# [What you have to do]
Reproduce the listing below character for character; drop every image.

(Stored data entries)
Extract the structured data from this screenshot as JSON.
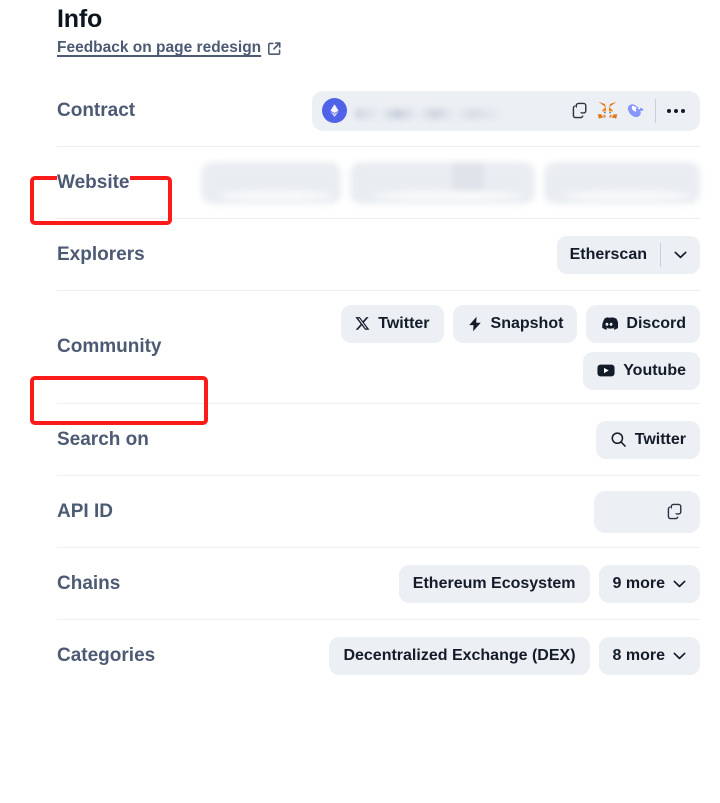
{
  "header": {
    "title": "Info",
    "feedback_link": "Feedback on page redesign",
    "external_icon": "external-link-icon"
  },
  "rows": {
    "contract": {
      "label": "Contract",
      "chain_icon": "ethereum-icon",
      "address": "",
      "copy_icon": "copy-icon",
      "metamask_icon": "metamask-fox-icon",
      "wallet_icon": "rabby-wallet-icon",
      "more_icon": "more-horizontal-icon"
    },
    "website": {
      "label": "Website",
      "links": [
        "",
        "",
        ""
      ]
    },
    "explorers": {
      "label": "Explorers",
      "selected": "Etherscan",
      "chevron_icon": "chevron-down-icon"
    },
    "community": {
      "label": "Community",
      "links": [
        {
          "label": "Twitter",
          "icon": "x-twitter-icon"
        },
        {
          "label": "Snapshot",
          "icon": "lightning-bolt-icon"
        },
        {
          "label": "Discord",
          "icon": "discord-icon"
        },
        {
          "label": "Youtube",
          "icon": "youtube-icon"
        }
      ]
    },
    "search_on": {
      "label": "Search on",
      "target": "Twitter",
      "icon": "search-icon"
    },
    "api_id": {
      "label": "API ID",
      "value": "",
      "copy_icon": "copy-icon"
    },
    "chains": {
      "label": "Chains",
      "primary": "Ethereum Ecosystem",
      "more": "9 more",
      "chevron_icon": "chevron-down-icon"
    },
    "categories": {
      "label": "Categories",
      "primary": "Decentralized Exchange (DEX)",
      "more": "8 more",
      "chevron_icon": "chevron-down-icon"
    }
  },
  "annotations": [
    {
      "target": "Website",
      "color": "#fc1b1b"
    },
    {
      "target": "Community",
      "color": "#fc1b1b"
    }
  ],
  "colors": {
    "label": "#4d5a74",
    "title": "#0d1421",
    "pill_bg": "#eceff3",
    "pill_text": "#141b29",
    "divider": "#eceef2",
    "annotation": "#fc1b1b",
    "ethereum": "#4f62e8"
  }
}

# [Answer in full]
Extract the structured data from this screenshot as JSON.
{
  "header": {
    "title": "Info",
    "feedback_link": "Feedback on page redesign",
    "external_icon": "external-link-icon"
  },
  "rows": {
    "contract": {
      "label": "Contract",
      "chain_icon": "ethereum-icon",
      "address": "",
      "copy_icon": "copy-icon",
      "metamask_icon": "metamask-fox-icon",
      "wallet_icon": "rabby-wallet-icon",
      "more_icon": "more-horizontal-icon"
    },
    "website": {
      "label": "Website",
      "links": [
        "",
        "",
        ""
      ]
    },
    "explorers": {
      "label": "Explorers",
      "selected": "Etherscan",
      "chevron_icon": "chevron-down-icon"
    },
    "community": {
      "label": "Community",
      "links": [
        {
          "label": "Twitter",
          "icon": "x-twitter-icon"
        },
        {
          "label": "Snapshot",
          "icon": "lightning-bolt-icon"
        },
        {
          "label": "Discord",
          "icon": "discord-icon"
        },
        {
          "label": "Youtube",
          "icon": "youtube-icon"
        }
      ]
    },
    "search_on": {
      "label": "Search on",
      "target": "Twitter",
      "icon": "search-icon"
    },
    "api_id": {
      "label": "API ID",
      "value": "",
      "copy_icon": "copy-icon"
    },
    "chains": {
      "label": "Chains",
      "primary": "Ethereum Ecosystem",
      "more": "9 more",
      "chevron_icon": "chevron-down-icon"
    },
    "categories": {
      "label": "Categories",
      "primary": "Decentralized Exchange (DEX)",
      "more": "8 more",
      "chevron_icon": "chevron-down-icon"
    }
  },
  "annotations": [
    {
      "target": "Website",
      "color": "#fc1b1b"
    },
    {
      "target": "Community",
      "color": "#fc1b1b"
    }
  ],
  "colors": {
    "label": "#4d5a74",
    "title": "#0d1421",
    "pill_bg": "#eceff3",
    "pill_text": "#141b29",
    "divider": "#eceef2",
    "annotation": "#fc1b1b",
    "ethereum": "#4f62e8"
  }
}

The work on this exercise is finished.